**RECORDS TO USE**.
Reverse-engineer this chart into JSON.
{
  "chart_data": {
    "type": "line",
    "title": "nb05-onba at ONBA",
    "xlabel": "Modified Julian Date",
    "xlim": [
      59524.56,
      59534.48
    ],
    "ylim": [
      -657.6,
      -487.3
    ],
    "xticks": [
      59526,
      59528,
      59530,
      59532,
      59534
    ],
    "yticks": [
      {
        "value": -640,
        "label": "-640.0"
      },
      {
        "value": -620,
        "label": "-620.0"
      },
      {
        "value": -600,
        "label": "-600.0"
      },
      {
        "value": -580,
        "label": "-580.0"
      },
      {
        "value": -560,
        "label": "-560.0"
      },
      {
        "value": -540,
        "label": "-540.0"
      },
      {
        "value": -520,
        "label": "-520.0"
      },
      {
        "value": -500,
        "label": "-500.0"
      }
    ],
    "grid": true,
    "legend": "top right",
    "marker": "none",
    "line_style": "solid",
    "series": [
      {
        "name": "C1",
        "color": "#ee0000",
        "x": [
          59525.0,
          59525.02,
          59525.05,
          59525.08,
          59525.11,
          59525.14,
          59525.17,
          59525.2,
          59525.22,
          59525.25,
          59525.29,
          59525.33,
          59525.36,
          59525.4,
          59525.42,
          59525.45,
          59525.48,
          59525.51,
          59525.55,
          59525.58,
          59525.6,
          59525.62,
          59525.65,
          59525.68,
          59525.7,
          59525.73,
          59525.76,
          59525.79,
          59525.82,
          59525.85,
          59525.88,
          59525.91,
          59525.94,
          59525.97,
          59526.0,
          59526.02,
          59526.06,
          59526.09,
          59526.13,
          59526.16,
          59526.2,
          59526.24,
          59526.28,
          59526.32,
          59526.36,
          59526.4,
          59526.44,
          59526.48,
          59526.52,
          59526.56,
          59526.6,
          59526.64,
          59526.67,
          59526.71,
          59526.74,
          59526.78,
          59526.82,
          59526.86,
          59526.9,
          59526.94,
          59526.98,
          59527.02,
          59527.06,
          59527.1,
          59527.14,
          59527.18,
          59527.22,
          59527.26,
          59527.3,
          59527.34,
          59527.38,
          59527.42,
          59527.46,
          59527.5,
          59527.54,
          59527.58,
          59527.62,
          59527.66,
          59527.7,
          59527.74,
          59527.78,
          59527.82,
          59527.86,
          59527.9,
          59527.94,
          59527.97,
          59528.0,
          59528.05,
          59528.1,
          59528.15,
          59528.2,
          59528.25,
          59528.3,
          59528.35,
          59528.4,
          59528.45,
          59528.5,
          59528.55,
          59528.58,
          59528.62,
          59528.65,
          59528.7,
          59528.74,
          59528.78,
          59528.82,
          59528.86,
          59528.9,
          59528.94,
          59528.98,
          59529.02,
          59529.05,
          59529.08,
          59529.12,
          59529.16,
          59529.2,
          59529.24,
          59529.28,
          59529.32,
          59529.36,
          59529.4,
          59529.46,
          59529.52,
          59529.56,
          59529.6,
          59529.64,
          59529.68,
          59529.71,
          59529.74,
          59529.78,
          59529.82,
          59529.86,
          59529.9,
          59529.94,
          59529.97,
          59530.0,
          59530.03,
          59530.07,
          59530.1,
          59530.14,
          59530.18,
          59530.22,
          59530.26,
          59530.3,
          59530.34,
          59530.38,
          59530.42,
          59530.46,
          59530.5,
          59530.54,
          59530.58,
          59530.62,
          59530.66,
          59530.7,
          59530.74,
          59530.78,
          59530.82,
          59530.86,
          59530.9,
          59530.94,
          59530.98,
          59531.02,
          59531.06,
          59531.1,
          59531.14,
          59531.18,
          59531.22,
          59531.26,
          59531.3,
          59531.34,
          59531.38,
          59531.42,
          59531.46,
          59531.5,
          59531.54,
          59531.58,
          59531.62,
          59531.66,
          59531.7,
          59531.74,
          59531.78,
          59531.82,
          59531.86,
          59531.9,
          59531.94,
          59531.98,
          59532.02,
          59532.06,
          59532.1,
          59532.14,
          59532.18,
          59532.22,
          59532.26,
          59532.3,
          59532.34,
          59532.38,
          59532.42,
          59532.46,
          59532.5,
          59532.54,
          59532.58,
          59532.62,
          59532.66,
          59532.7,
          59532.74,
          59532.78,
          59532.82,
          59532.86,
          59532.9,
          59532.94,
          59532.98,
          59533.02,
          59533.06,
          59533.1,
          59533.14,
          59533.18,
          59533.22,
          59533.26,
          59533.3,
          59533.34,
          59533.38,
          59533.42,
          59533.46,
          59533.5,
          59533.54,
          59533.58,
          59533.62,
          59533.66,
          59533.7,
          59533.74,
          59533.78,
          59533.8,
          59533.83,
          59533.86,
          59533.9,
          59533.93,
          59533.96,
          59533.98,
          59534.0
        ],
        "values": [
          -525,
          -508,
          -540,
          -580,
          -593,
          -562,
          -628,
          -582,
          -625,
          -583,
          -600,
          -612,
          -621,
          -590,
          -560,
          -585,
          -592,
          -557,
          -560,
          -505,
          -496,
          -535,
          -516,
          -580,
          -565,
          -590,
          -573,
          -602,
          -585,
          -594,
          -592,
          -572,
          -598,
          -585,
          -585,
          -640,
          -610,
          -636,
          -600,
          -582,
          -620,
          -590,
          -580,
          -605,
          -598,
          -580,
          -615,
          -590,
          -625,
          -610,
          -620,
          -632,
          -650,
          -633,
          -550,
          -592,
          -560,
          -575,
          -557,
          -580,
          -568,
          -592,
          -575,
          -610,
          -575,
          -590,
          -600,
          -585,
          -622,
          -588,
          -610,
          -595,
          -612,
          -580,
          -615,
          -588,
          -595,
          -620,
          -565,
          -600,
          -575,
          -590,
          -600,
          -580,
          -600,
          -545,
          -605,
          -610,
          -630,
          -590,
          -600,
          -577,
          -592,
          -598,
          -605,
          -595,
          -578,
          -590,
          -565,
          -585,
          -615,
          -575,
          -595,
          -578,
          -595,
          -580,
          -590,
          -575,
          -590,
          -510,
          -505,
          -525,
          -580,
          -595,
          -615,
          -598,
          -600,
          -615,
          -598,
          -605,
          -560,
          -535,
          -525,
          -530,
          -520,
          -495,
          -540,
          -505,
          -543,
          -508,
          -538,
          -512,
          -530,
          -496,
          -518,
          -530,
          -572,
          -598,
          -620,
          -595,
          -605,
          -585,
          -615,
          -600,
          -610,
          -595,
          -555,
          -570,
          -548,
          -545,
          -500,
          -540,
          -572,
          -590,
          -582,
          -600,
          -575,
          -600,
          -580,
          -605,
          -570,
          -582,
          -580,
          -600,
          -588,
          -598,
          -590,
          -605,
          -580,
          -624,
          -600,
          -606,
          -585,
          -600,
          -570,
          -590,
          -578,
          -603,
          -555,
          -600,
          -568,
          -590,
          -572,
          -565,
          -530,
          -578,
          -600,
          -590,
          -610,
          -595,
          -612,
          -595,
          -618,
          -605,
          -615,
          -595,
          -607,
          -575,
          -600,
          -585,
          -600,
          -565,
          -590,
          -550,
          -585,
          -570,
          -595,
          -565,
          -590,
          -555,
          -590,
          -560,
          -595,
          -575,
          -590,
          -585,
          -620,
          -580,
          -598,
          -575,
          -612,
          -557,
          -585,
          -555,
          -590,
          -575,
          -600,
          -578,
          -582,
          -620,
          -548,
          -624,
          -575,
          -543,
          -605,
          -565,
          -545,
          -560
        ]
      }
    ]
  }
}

**AIM OF THE EXERCISE**. Reproduce the material above, every line of it, exactly.

**RESPONSE FOR THIS EXERCISE**.
Reverse-engineer this chart into JSON.
{
  "chart_data": {
    "type": "line",
    "title": "nb05-onba at ONBA",
    "xlabel": "Modified Julian Date",
    "xlim": [
      59524.56,
      59534.48
    ],
    "ylim": [
      -657.6,
      -487.3
    ],
    "xticks": [
      59526,
      59528,
      59530,
      59532,
      59534
    ],
    "yticks": [
      {
        "value": -640,
        "label": "-640.0"
      },
      {
        "value": -620,
        "label": "-620.0"
      },
      {
        "value": -600,
        "label": "-600.0"
      },
      {
        "value": -580,
        "label": "-580.0"
      },
      {
        "value": -560,
        "label": "-560.0"
      },
      {
        "value": -540,
        "label": "-540.0"
      },
      {
        "value": -520,
        "label": "-520.0"
      },
      {
        "value": -500,
        "label": "-500.0"
      }
    ],
    "grid": true,
    "legend": "top right",
    "marker": "none",
    "line_style": "solid",
    "series": [
      {
        "name": "C1",
        "color": "#ee0000",
        "x": [
          59525.0,
          59525.02,
          59525.05,
          59525.08,
          59525.11,
          59525.14,
          59525.17,
          59525.2,
          59525.22,
          59525.25,
          59525.29,
          59525.33,
          59525.36,
          59525.4,
          59525.42,
          59525.45,
          59525.48,
          59525.51,
          59525.55,
          59525.58,
          59525.6,
          59525.62,
          59525.65,
          59525.68,
          59525.7,
          59525.73,
          59525.76,
          59525.79,
          59525.82,
          59525.85,
          59525.88,
          59525.91,
          59525.94,
          59525.97,
          59526.0,
          59526.02,
          59526.06,
          59526.09,
          59526.13,
          59526.16,
          59526.2,
          59526.24,
          59526.28,
          59526.32,
          59526.36,
          59526.4,
          59526.44,
          59526.48,
          59526.52,
          59526.56,
          59526.6,
          59526.64,
          59526.67,
          59526.71,
          59526.74,
          59526.78,
          59526.82,
          59526.86,
          59526.9,
          59526.94,
          59526.98,
          59527.02,
          59527.06,
          59527.1,
          59527.14,
          59527.18,
          59527.22,
          59527.26,
          59527.3,
          59527.34,
          59527.38,
          59527.42,
          59527.46,
          59527.5,
          59527.54,
          59527.58,
          59527.62,
          59527.66,
          59527.7,
          59527.74,
          59527.78,
          59527.82,
          59527.86,
          59527.9,
          59527.94,
          59527.97,
          59528.0,
          59528.05,
          59528.1,
          59528.15,
          59528.2,
          59528.25,
          59528.3,
          59528.35,
          59528.4,
          59528.45,
          59528.5,
          59528.55,
          59528.58,
          59528.62,
          59528.65,
          59528.7,
          59528.74,
          59528.78,
          59528.82,
          59528.86,
          59528.9,
          59528.94,
          59528.98,
          59529.02,
          59529.05,
          59529.08,
          59529.12,
          59529.16,
          59529.2,
          59529.24,
          59529.28,
          59529.32,
          59529.36,
          59529.4,
          59529.46,
          59529.52,
          59529.56,
          59529.6,
          59529.64,
          59529.68,
          59529.71,
          59529.74,
          59529.78,
          59529.82,
          59529.86,
          59529.9,
          59529.94,
          59529.97,
          59530.0,
          59530.03,
          59530.07,
          59530.1,
          59530.14,
          59530.18,
          59530.22,
          59530.26,
          59530.3,
          59530.34,
          59530.38,
          59530.42,
          59530.46,
          59530.5,
          59530.54,
          59530.58,
          59530.62,
          59530.66,
          59530.7,
          59530.74,
          59530.78,
          59530.82,
          59530.86,
          59530.9,
          59530.94,
          59530.98,
          59531.02,
          59531.06,
          59531.1,
          59531.14,
          59531.18,
          59531.22,
          59531.26,
          59531.3,
          59531.34,
          59531.38,
          59531.42,
          59531.46,
          59531.5,
          59531.54,
          59531.58,
          59531.62,
          59531.66,
          59531.7,
          59531.74,
          59531.78,
          59531.82,
          59531.86,
          59531.9,
          59531.94,
          59531.98,
          59532.02,
          59532.06,
          59532.1,
          59532.14,
          59532.18,
          59532.22,
          59532.26,
          59532.3,
          59532.34,
          59532.38,
          59532.42,
          59532.46,
          59532.5,
          59532.54,
          59532.58,
          59532.62,
          59532.66,
          59532.7,
          59532.74,
          59532.78,
          59532.82,
          59532.86,
          59532.9,
          59532.94,
          59532.98,
          59533.02,
          59533.06,
          59533.1,
          59533.14,
          59533.18,
          59533.22,
          59533.26,
          59533.3,
          59533.34,
          59533.38,
          59533.42,
          59533.46,
          59533.5,
          59533.54,
          59533.58,
          59533.62,
          59533.66,
          59533.7,
          59533.74,
          59533.78,
          59533.8,
          59533.83,
          59533.86,
          59533.9,
          59533.93,
          59533.96,
          59533.98,
          59534.0
        ],
        "values": [
          -525,
          -508,
          -540,
          -580,
          -593,
          -562,
          -628,
          -582,
          -625,
          -583,
          -600,
          -612,
          -621,
          -590,
          -560,
          -585,
          -592,
          -557,
          -560,
          -505,
          -496,
          -535,
          -516,
          -580,
          -565,
          -590,
          -573,
          -602,
          -585,
          -594,
          -592,
          -572,
          -598,
          -585,
          -585,
          -640,
          -610,
          -636,
          -600,
          -582,
          -620,
          -590,
          -580,
          -605,
          -598,
          -580,
          -615,
          -590,
          -625,
          -610,
          -620,
          -632,
          -650,
          -633,
          -550,
          -592,
          -560,
          -575,
          -557,
          -580,
          -568,
          -592,
          -575,
          -610,
          -575,
          -590,
          -600,
          -585,
          -622,
          -588,
          -610,
          -595,
          -612,
          -580,
          -615,
          -588,
          -595,
          -620,
          -565,
          -600,
          -575,
          -590,
          -600,
          -580,
          -600,
          -545,
          -605,
          -610,
          -630,
          -590,
          -600,
          -577,
          -592,
          -598,
          -605,
          -595,
          -578,
          -590,
          -565,
          -585,
          -615,
          -575,
          -595,
          -578,
          -595,
          -580,
          -590,
          -575,
          -590,
          -510,
          -505,
          -525,
          -580,
          -595,
          -615,
          -598,
          -600,
          -615,
          -598,
          -605,
          -560,
          -535,
          -525,
          -530,
          -520,
          -495,
          -540,
          -505,
          -543,
          -508,
          -538,
          -512,
          -530,
          -496,
          -518,
          -530,
          -572,
          -598,
          -620,
          -595,
          -605,
          -585,
          -615,
          -600,
          -610,
          -595,
          -555,
          -570,
          -548,
          -545,
          -500,
          -540,
          -572,
          -590,
          -582,
          -600,
          -575,
          -600,
          -580,
          -605,
          -570,
          -582,
          -580,
          -600,
          -588,
          -598,
          -590,
          -605,
          -580,
          -624,
          -600,
          -606,
          -585,
          -600,
          -570,
          -590,
          -578,
          -603,
          -555,
          -600,
          -568,
          -590,
          -572,
          -565,
          -530,
          -578,
          -600,
          -590,
          -610,
          -595,
          -612,
          -595,
          -618,
          -605,
          -615,
          -595,
          -607,
          -575,
          -600,
          -585,
          -600,
          -565,
          -590,
          -550,
          -585,
          -570,
          -595,
          -565,
          -590,
          -555,
          -590,
          -560,
          -595,
          -575,
          -590,
          -585,
          -620,
          -580,
          -598,
          -575,
          -612,
          -557,
          -585,
          -555,
          -590,
          -575,
          -600,
          -578,
          -582,
          -620,
          -548,
          -624,
          -575,
          -543,
          -605,
          -565,
          -545,
          -560
        ]
      }
    ]
  }
}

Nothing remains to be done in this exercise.